- MATERIAL FOR THIS EXERCISE
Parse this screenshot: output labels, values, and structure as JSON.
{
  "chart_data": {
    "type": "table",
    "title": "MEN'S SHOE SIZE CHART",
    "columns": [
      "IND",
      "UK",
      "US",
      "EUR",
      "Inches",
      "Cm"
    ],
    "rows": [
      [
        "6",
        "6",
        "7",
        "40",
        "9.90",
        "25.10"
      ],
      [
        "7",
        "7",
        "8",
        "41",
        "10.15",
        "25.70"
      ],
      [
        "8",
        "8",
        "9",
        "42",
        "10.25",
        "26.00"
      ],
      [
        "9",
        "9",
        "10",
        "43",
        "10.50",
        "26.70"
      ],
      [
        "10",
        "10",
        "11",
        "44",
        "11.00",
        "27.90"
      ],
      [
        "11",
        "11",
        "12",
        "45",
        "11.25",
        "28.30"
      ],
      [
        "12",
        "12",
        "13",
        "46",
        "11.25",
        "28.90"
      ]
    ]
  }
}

- TASK
Please quote the records above exactly, without skipping a line.

- REPLY TO THE EXERCISE
Parse this screenshot: output labels, values, and structure as JSON.
{
  "chart_data": {
    "type": "table",
    "title": "MEN'S SHOE SIZE CHART",
    "columns": [
      "IND",
      "UK",
      "US",
      "EUR",
      "Inches",
      "Cm"
    ],
    "rows": [
      [
        "6",
        "6",
        "7",
        "40",
        "9.90",
        "25.10"
      ],
      [
        "7",
        "7",
        "8",
        "41",
        "10.15",
        "25.70"
      ],
      [
        "8",
        "8",
        "9",
        "42",
        "10.25",
        "26.00"
      ],
      [
        "9",
        "9",
        "10",
        "43",
        "10.50",
        "26.70"
      ],
      [
        "10",
        "10",
        "11",
        "44",
        "11.00",
        "27.90"
      ],
      [
        "11",
        "11",
        "12",
        "45",
        "11.25",
        "28.30"
      ],
      [
        "12",
        "12",
        "13",
        "46",
        "11.25",
        "28.90"
      ]
    ]
  }
}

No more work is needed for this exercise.